_Task requirements_.
Go through the material and write it all out exactly, minus the pictures.

**********

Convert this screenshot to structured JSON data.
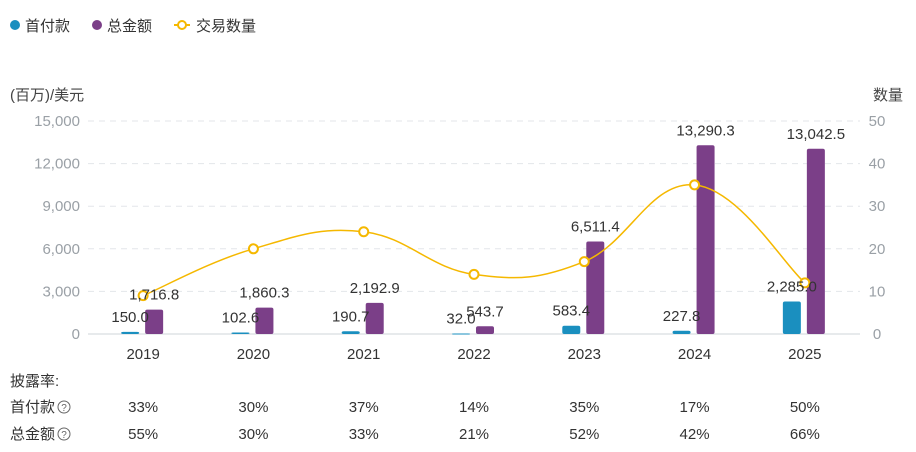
{
  "chart_data": {
    "type": "bar",
    "legend": [
      {
        "key": "down",
        "label": "首付款",
        "color": "#1a8fbf"
      },
      {
        "key": "total",
        "label": "总金额",
        "color": "#7b3f88"
      },
      {
        "key": "count",
        "label": "交易数量",
        "color": "#f5b800"
      }
    ],
    "left_axis": {
      "title": "(百万)/美元",
      "min": 0,
      "max": 15000,
      "ticks": [
        "0",
        "3,000",
        "6,000",
        "9,000",
        "12,000",
        "15,000"
      ]
    },
    "right_axis": {
      "title": "数量",
      "min": 0,
      "max": 50,
      "ticks": [
        "0",
        "10",
        "20",
        "30",
        "40",
        "50"
      ]
    },
    "categories": [
      "2019",
      "2020",
      "2021",
      "2022",
      "2023",
      "2024",
      "2025"
    ],
    "series": [
      {
        "key": "down",
        "name": "首付款",
        "values": [
          150.0,
          102.6,
          190.7,
          32.0,
          583.4,
          227.8,
          2285.0
        ],
        "labels": [
          "150.0",
          "102.6",
          "190.7",
          "32.0",
          "583.4",
          "227.8",
          "2,285.0"
        ]
      },
      {
        "key": "total",
        "name": "总金额",
        "values": [
          1716.8,
          1860.3,
          2192.9,
          543.7,
          6511.4,
          13290.3,
          13042.5
        ],
        "labels": [
          "1,716.8",
          "1,860.3",
          "2,192.9",
          "543.7",
          "6,511.4",
          "13,290.3",
          "13,042.5"
        ]
      },
      {
        "key": "count",
        "name": "交易数量",
        "values": [
          9,
          20,
          24,
          14,
          17,
          35,
          12
        ]
      }
    ],
    "grid": "horizontal dashed"
  },
  "disclosure": {
    "title": "披露率:",
    "rows": [
      {
        "label": "首付款",
        "help": "?",
        "values": [
          "33%",
          "30%",
          "37%",
          "14%",
          "35%",
          "17%",
          "50%"
        ]
      },
      {
        "label": "总金额",
        "help": "?",
        "values": [
          "55%",
          "30%",
          "33%",
          "21%",
          "52%",
          "42%",
          "66%"
        ]
      }
    ]
  }
}
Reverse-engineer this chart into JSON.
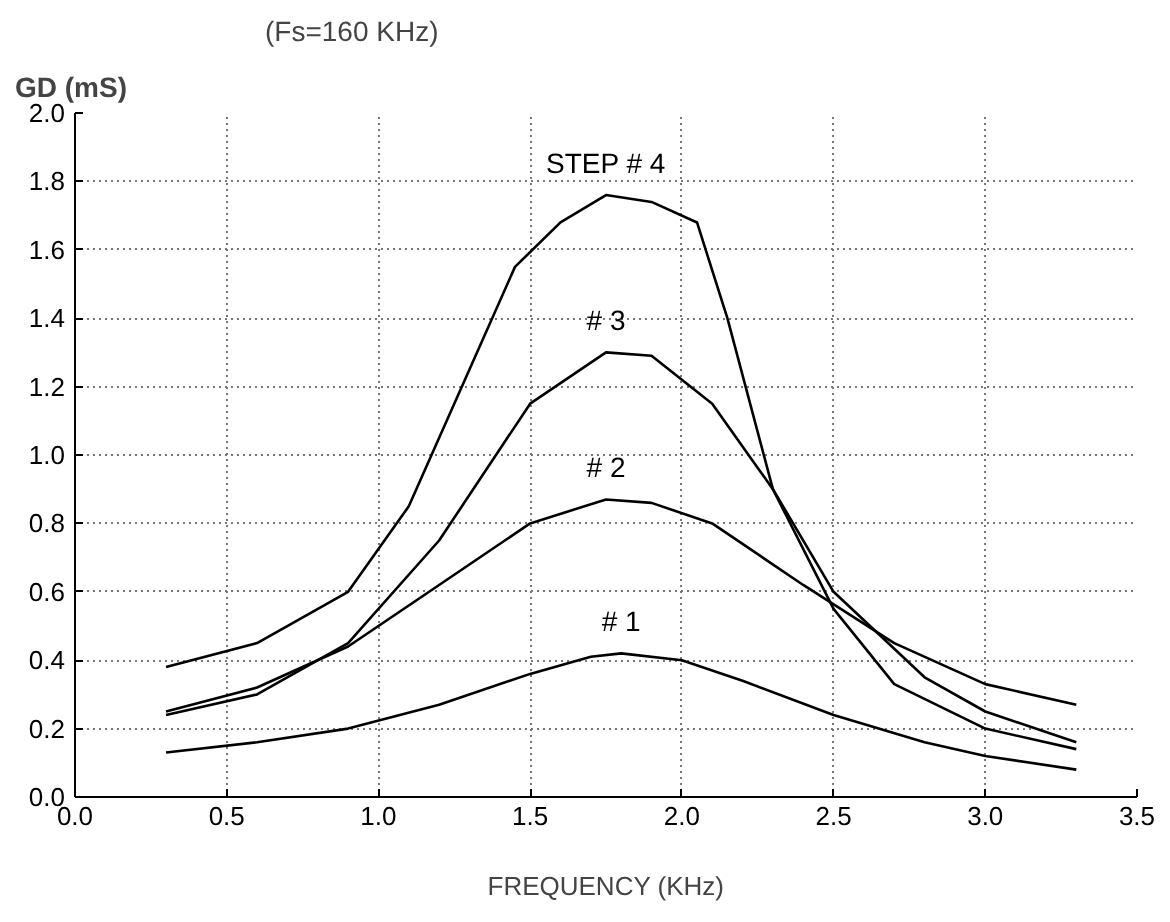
{
  "chart_data": {
    "type": "line",
    "title": "(Fs=160 KHz)",
    "ylabel": "GD (mS)",
    "xlabel": "FREQUENCY (KHz)",
    "xlim": [
      0,
      3.5
    ],
    "ylim": [
      0,
      2.0
    ],
    "xticks": [
      {
        "value": 0,
        "label": "0.0"
      },
      0.5,
      {
        "value": 1,
        "label": "1.0"
      },
      1.5,
      {
        "value": 2,
        "label": "2.0"
      },
      2.5,
      {
        "value": 3,
        "label": "3.0"
      },
      3.5
    ],
    "yticks": [
      {
        "value": 0,
        "label": "0.0"
      },
      0.2,
      0.4,
      0.6,
      0.8,
      {
        "value": 1,
        "label": "1.0"
      },
      1.2,
      1.4,
      1.6,
      1.8,
      {
        "value": 2,
        "label": "2.0"
      }
    ],
    "grid": true,
    "line_style": "solid",
    "marker": "none",
    "series": [
      {
        "name": "# 1",
        "color": "#000000",
        "x": [
          0.3,
          0.6,
          0.9,
          1.2,
          1.5,
          1.7,
          1.8,
          2.0,
          2.2,
          2.5,
          2.8,
          3.0,
          3.3
        ],
        "values": [
          0.13,
          0.16,
          0.2,
          0.27,
          0.36,
          0.41,
          0.42,
          0.4,
          0.34,
          0.24,
          0.16,
          0.12,
          0.08
        ]
      },
      {
        "name": "# 2",
        "color": "#000000",
        "x": [
          0.3,
          0.6,
          0.9,
          1.2,
          1.5,
          1.75,
          1.9,
          2.1,
          2.4,
          2.7,
          3.0,
          3.3
        ],
        "values": [
          0.25,
          0.32,
          0.44,
          0.62,
          0.8,
          0.87,
          0.86,
          0.8,
          0.62,
          0.45,
          0.33,
          0.27
        ]
      },
      {
        "name": "# 3",
        "color": "#000000",
        "x": [
          0.3,
          0.6,
          0.9,
          1.2,
          1.5,
          1.75,
          1.9,
          2.1,
          2.3,
          2.5,
          2.8,
          3.0,
          3.3
        ],
        "values": [
          0.24,
          0.3,
          0.45,
          0.75,
          1.15,
          1.3,
          1.29,
          1.15,
          0.9,
          0.6,
          0.35,
          0.25,
          0.16
        ]
      },
      {
        "name": "STEP # 4",
        "color": "#000000",
        "x": [
          0.3,
          0.6,
          0.9,
          1.1,
          1.3,
          1.45,
          1.6,
          1.75,
          1.9,
          2.05,
          2.15,
          2.3,
          2.5,
          2.7,
          3.0,
          3.3
        ],
        "values": [
          0.38,
          0.45,
          0.6,
          0.85,
          1.25,
          1.55,
          1.68,
          1.76,
          1.74,
          1.68,
          1.4,
          0.9,
          0.55,
          0.33,
          0.2,
          0.14
        ]
      }
    ]
  }
}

**********

_Task response_.
Convert this screenshot to structured JSON data.
{
  "chart_data": {
    "type": "bar",
    "legend": [
      {
        "key": "down",
        "label": "首付款",
        "color": "#1a8fbf"
      },
      {
        "key": "total",
        "label": "总金额",
        "color": "#7b3f88"
      },
      {
        "key": "count",
        "label": "交易数量",
        "color": "#f5b800"
      }
    ],
    "left_axis": {
      "title": "(百万)/美元",
      "min": 0,
      "max": 15000,
      "ticks": [
        "0",
        "3,000",
        "6,000",
        "9,000",
        "12,000",
        "15,000"
      ]
    },
    "right_axis": {
      "title": "数量",
      "min": 0,
      "max": 50,
      "ticks": [
        "0",
        "10",
        "20",
        "30",
        "40",
        "50"
      ]
    },
    "categories": [
      "2019",
      "2020",
      "2021",
      "2022",
      "2023",
      "2024",
      "2025"
    ],
    "series": [
      {
        "key": "down",
        "name": "首付款",
        "values": [
          150.0,
          102.6,
          190.7,
          32.0,
          583.4,
          227.8,
          2285.0
        ],
        "labels": [
          "150.0",
          "102.6",
          "190.7",
          "32.0",
          "583.4",
          "227.8",
          "2,285.0"
        ]
      },
      {
        "key": "total",
        "name": "总金额",
        "values": [
          1716.8,
          1860.3,
          2192.9,
          543.7,
          6511.4,
          13290.3,
          13042.5
        ],
        "labels": [
          "1,716.8",
          "1,860.3",
          "2,192.9",
          "543.7",
          "6,511.4",
          "13,290.3",
          "13,042.5"
        ]
      },
      {
        "key": "count",
        "name": "交易数量",
        "values": [
          9,
          20,
          24,
          14,
          17,
          35,
          12
        ]
      }
    ],
    "grid": "horizontal dashed"
  },
  "disclosure": {
    "title": "披露率:",
    "rows": [
      {
        "label": "首付款",
        "help": "?",
        "values": [
          "33%",
          "30%",
          "37%",
          "14%",
          "35%",
          "17%",
          "50%"
        ]
      },
      {
        "label": "总金额",
        "help": "?",
        "values": [
          "55%",
          "30%",
          "33%",
          "21%",
          "52%",
          "42%",
          "66%"
        ]
      }
    ]
  }
}
Reverse-engineer this chart into JSON.
{
  "chart_data": {
    "type": "line",
    "title": "(Fs=160 KHz)",
    "ylabel": "GD (mS)",
    "xlabel": "FREQUENCY (KHz)",
    "xlim": [
      0,
      3.5
    ],
    "ylim": [
      0,
      2.0
    ],
    "xticks": [
      {
        "value": 0,
        "label": "0.0"
      },
      0.5,
      {
        "value": 1,
        "label": "1.0"
      },
      1.5,
      {
        "value": 2,
        "label": "2.0"
      },
      2.5,
      {
        "value": 3,
        "label": "3.0"
      },
      3.5
    ],
    "yticks": [
      {
        "value": 0,
        "label": "0.0"
      },
      0.2,
      0.4,
      0.6,
      0.8,
      {
        "value": 1,
        "label": "1.0"
      },
      1.2,
      1.4,
      1.6,
      1.8,
      {
        "value": 2,
        "label": "2.0"
      }
    ],
    "grid": true,
    "line_style": "solid",
    "marker": "none",
    "series": [
      {
        "name": "# 1",
        "color": "#000000",
        "x": [
          0.3,
          0.6,
          0.9,
          1.2,
          1.5,
          1.7,
          1.8,
          2.0,
          2.2,
          2.5,
          2.8,
          3.0,
          3.3
        ],
        "values": [
          0.13,
          0.16,
          0.2,
          0.27,
          0.36,
          0.41,
          0.42,
          0.4,
          0.34,
          0.24,
          0.16,
          0.12,
          0.08
        ]
      },
      {
        "name": "# 2",
        "color": "#000000",
        "x": [
          0.3,
          0.6,
          0.9,
          1.2,
          1.5,
          1.75,
          1.9,
          2.1,
          2.4,
          2.7,
          3.0,
          3.3
        ],
        "values": [
          0.25,
          0.32,
          0.44,
          0.62,
          0.8,
          0.87,
          0.86,
          0.8,
          0.62,
          0.45,
          0.33,
          0.27
        ]
      },
      {
        "name": "# 3",
        "color": "#000000",
        "x": [
          0.3,
          0.6,
          0.9,
          1.2,
          1.5,
          1.75,
          1.9,
          2.1,
          2.3,
          2.5,
          2.8,
          3.0,
          3.3
        ],
        "values": [
          0.24,
          0.3,
          0.45,
          0.75,
          1.15,
          1.3,
          1.29,
          1.15,
          0.9,
          0.6,
          0.35,
          0.25,
          0.16
        ]
      },
      {
        "name": "STEP # 4",
        "color": "#000000",
        "x": [
          0.3,
          0.6,
          0.9,
          1.1,
          1.3,
          1.45,
          1.6,
          1.75,
          1.9,
          2.05,
          2.15,
          2.3,
          2.5,
          2.7,
          3.0,
          3.3
        ],
        "values": [
          0.38,
          0.45,
          0.6,
          0.85,
          1.25,
          1.55,
          1.68,
          1.76,
          1.74,
          1.68,
          1.4,
          0.9,
          0.55,
          0.33,
          0.2,
          0.14
        ]
      }
    ]
  }
}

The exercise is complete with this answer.